TEXT FOR ANALYSIS
*-*-*
Vasculitides associated with aortic aneurysm include Takayasu’s arteritis and giant cell arteritis, which may cause aneurysms of the aortic arch and descending thoracic aorta. Spondyloarthropathies such as ankylosing spondylitis, rheumatoid arthritis, psoriatic arthritis, relapsing polychondritis, and reactive arthritis (formerly known as Reiter’s syndrome) are associated with dilation of the ascending aorta. Aortic aneurysms occur in patients with Behçet’s syndrome and Cogan’s syndrome. Aortic aneurysms also result from idiopathic aortitis. Traumatic aneurysms may occur after penetrating or nonpenetrating chest trauma and most commonly affect the descending thoracic aorta just beyond the site of insertion of the ligamentum arteriosum. Chronic aortic dissections are associated with weakening of the aortic wall that may lead to the development of aneurysmal dilatation.

THORACIC AORTIC ANEURYSMS

The clinical manifestations and natural history of thoracic aortic aneurysms depend on their location. Cystic medial necrosis is the most common pathology associated with ascending aortic aneurysms, whereas atherosclerosis is the condition most frequently associated with aneurysms of the aortic arch and descending thoracic aorta. The average growth rate of thoracic aneurysms is 0.1–0.2 cm per year. Thoracic aortic aneurysms associated with Marfan syndrome or aortic dissection may expand at a greater rate. The risk of rupture is related to the size of the aneurysm and the presence of symptoms, ranging approximately from 2–3% per year for thoracic aortic aneurysms <4.0 cm in diameter to 7% per year for those >6 cm in diameter. Most thoracic aortic aneurysms are asymptomatic; however, compression or erosion of adjacent tissue by aneurysms may cause symptoms such as chest pain, shortness of breath, cough, hoarseness, and dysphagia. Aneurysmal dilation of the ascending aorta may cause congestive heart failure as a consequence of aortic regurgitation, and compression of the superior vena cava may produce congestion of the head, neck, and upper extremities.

A chest x-ray may be the first test that suggests the diagnosis of a thoracic aortic aneurysm (Fig. 38-1). Findings include widening of the mediastinal shadow and displacement or compression of the trachea or left main-stem bronchus. Echocardiography, particularly transesophageal echocardiography, can be used to assess the proximal ascending aorta and descending thoracic aorta. Contrast-enhanced CT, magnetic resonance imaging (MRI), and conventional invasive aortography are sensitive and specific tests for assessment of aneurysms of the thoracic aorta and involvement of branch vessels (Fig. 38-2). In asymptomatic patients whose aneurysms are too small to justify surgery, noninvasive testing with either contrast-enhanced CT or MRI should be performed at least every 6–12 months to monitor expansion.
*-*-*
SUPPLIED ENTRIES
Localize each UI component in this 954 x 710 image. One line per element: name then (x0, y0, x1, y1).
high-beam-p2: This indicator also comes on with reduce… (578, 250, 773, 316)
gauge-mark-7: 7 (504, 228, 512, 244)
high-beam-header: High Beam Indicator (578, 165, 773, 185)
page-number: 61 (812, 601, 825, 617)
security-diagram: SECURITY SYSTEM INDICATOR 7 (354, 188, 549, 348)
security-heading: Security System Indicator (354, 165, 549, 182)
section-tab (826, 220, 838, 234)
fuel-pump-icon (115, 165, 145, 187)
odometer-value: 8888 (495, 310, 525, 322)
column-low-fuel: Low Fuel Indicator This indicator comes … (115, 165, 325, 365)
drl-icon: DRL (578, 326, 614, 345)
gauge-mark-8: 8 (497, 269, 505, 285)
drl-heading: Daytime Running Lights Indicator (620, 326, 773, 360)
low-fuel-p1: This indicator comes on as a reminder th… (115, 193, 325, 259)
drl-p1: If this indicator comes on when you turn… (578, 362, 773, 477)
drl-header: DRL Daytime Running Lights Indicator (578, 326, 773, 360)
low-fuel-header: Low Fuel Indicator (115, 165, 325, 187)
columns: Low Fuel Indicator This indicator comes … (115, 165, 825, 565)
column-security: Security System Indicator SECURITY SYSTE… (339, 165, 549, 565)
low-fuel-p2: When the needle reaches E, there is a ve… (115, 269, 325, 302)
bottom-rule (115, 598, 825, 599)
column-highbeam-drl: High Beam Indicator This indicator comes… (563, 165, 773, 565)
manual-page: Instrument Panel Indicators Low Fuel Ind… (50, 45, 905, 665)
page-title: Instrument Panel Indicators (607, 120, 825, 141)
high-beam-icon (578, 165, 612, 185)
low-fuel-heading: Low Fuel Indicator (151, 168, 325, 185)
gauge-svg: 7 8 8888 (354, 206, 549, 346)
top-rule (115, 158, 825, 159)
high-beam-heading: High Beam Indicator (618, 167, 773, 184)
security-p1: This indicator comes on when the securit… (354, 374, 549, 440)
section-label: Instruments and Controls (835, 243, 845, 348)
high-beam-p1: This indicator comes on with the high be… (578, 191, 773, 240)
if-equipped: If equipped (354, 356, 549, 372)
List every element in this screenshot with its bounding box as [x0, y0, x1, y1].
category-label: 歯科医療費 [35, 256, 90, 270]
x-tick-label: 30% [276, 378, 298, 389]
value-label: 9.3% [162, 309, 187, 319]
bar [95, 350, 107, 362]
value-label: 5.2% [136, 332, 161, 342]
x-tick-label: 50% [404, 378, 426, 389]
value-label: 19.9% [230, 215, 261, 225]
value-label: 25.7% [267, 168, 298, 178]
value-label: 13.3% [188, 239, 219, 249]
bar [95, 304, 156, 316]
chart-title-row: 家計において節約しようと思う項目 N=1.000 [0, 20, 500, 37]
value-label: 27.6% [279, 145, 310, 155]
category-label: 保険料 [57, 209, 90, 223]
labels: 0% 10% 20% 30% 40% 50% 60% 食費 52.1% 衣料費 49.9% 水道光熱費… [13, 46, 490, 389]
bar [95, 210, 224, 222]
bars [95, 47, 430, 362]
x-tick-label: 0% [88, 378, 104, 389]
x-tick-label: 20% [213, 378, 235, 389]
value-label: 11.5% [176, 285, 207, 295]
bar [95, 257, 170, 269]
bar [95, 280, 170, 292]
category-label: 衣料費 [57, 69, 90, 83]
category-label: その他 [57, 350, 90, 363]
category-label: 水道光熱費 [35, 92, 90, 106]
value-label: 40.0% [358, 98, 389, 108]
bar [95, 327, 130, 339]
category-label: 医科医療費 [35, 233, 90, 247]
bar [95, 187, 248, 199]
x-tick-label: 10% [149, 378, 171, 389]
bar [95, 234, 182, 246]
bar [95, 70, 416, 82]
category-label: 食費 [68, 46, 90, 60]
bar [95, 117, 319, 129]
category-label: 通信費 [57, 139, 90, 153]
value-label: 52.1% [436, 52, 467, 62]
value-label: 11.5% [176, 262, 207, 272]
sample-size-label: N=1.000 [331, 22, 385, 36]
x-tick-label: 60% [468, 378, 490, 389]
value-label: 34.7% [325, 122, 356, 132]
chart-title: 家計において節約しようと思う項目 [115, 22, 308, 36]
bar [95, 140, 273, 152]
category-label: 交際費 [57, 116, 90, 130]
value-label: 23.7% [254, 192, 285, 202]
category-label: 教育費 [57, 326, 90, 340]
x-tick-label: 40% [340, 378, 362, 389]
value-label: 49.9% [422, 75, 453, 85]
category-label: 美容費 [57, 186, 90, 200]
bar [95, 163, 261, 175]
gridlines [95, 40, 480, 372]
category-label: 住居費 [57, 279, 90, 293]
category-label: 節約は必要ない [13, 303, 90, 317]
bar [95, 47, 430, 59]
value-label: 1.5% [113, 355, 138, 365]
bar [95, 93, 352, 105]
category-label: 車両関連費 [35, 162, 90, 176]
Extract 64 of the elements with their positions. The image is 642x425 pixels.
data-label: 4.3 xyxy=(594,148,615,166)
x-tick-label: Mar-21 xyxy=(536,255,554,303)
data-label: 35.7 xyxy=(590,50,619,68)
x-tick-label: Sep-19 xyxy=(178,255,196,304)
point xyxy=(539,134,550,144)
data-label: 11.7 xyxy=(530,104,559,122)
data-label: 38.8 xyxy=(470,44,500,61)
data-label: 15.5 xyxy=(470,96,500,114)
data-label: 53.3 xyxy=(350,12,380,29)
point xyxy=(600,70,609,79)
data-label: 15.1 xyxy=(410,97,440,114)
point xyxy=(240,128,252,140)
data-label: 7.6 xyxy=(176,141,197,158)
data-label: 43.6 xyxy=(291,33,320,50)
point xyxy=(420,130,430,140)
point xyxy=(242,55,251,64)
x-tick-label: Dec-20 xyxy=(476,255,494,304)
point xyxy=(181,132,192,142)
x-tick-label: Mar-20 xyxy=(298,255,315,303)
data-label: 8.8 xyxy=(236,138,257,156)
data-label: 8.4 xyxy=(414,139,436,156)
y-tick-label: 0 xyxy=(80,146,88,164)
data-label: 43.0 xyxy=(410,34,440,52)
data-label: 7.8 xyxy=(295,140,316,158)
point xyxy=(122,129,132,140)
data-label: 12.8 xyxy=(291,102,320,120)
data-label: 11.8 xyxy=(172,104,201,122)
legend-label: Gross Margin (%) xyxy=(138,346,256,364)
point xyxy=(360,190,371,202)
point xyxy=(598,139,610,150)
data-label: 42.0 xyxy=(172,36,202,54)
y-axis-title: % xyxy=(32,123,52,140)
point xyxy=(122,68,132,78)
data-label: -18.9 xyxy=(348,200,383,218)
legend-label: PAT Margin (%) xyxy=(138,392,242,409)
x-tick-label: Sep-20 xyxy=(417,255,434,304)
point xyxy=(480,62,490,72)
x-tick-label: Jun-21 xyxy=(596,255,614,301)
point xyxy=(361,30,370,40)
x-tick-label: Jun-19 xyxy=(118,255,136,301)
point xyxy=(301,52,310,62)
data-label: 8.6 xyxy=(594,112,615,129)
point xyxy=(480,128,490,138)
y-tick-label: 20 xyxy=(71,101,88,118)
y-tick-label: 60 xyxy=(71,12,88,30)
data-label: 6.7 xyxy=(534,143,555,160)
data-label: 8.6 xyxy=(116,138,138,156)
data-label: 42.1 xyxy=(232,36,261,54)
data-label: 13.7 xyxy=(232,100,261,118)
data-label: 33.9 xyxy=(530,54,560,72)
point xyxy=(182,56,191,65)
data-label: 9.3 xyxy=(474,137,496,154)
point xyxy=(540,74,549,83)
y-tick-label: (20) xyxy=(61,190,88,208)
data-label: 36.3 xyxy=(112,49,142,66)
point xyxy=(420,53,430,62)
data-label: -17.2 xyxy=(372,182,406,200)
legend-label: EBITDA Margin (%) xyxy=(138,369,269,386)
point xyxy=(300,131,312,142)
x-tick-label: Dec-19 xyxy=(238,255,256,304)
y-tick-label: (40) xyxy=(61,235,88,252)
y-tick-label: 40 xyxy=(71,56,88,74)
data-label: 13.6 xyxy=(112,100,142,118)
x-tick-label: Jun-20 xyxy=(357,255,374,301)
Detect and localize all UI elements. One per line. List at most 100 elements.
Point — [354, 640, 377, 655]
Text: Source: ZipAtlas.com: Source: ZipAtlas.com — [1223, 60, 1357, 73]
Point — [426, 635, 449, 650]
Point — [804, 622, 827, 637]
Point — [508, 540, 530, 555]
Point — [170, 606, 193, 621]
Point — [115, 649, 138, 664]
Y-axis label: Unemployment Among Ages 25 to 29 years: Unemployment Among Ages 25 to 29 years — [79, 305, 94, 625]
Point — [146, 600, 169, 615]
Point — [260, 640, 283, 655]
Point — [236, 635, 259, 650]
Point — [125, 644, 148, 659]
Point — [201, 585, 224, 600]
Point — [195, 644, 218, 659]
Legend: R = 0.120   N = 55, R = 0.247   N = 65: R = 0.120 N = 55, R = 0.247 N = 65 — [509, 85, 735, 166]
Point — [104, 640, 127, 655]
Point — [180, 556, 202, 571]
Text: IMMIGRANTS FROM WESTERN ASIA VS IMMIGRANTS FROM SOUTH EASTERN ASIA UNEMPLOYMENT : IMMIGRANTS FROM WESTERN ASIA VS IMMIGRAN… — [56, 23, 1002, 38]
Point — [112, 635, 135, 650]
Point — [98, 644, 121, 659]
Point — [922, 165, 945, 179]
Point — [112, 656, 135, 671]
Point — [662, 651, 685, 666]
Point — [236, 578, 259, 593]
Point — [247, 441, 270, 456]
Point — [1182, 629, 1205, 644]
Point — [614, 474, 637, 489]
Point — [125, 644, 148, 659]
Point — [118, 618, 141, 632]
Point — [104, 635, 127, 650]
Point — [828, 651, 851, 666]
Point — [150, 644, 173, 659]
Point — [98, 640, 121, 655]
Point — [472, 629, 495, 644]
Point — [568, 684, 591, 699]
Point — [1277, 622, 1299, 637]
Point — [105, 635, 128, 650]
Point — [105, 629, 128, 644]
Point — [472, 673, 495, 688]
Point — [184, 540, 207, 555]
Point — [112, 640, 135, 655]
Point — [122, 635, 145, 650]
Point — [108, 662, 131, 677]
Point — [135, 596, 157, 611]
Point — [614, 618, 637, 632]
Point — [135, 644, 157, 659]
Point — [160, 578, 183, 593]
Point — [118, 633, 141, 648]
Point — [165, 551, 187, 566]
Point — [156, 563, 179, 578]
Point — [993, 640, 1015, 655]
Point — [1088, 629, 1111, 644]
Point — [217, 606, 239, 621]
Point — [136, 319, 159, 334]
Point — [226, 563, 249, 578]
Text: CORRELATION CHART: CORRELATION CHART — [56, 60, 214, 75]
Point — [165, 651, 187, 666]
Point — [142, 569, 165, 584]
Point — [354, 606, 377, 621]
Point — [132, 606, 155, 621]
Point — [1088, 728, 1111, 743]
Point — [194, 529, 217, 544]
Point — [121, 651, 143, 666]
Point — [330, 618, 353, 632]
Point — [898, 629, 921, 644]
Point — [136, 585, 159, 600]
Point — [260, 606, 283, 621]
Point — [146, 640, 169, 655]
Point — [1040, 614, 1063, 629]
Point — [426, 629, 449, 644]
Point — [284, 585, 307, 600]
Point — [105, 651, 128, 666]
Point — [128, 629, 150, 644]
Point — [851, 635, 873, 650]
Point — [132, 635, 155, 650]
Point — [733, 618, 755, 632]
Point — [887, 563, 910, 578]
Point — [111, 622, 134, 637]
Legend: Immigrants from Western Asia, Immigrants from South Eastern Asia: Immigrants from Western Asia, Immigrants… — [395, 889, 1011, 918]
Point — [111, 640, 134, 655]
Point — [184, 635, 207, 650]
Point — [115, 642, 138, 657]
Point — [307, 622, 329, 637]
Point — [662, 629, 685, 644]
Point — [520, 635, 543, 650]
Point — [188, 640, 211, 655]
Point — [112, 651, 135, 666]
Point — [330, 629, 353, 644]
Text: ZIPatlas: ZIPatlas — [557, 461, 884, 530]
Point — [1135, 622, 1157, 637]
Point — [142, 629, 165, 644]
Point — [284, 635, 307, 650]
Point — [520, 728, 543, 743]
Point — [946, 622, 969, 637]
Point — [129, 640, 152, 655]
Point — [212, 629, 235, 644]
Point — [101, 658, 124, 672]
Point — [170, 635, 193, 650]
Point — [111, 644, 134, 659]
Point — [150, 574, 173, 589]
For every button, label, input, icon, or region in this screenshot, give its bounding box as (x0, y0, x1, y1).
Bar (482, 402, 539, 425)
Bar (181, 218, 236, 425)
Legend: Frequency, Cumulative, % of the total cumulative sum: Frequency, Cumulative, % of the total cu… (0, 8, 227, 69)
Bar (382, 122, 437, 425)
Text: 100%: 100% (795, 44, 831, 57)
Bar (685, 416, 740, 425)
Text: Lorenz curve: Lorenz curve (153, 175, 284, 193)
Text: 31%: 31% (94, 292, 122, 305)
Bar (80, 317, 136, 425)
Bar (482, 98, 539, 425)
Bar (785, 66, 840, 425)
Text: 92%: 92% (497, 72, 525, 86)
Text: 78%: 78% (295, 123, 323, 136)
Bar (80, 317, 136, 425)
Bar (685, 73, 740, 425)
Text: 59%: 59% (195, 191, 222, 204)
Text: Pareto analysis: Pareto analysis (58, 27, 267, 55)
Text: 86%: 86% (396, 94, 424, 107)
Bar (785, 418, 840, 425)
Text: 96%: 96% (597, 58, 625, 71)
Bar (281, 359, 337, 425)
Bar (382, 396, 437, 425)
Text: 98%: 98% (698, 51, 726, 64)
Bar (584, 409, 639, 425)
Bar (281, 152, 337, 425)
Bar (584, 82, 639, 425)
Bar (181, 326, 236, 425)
*-*-*
WHAT IS NEEDED
Please write out the part of the aortic aneurysm passage between "A chest x-ray" and "to monitor expansion.", inclusive.

TASK OUTPUT
A chest x-ray may be the first test that suggests the diagnosis of a thoracic aortic aneurysm (Fig. 38-1). Findings include widening of the mediastinal shadow and displacement or compression of the trachea or left main-stem bronchus. Echocardiography, particularly transesophageal echocardiography, can be used to assess the proximal ascending aorta and descending thoracic aorta. Contrast-enhanced CT, magnetic resonance imaging (MRI), and conventional invasive aortography are sensitive and specific tests for assessment of aneurysms of the thoracic aorta and involvement of branch vessels (Fig. 38-2). In asymptomatic patients whose aneurysms are too small to justify surgery, noninvasive testing with either contrast-enhanced CT or MRI should be performed at least every 6–12 months to monitor expansion.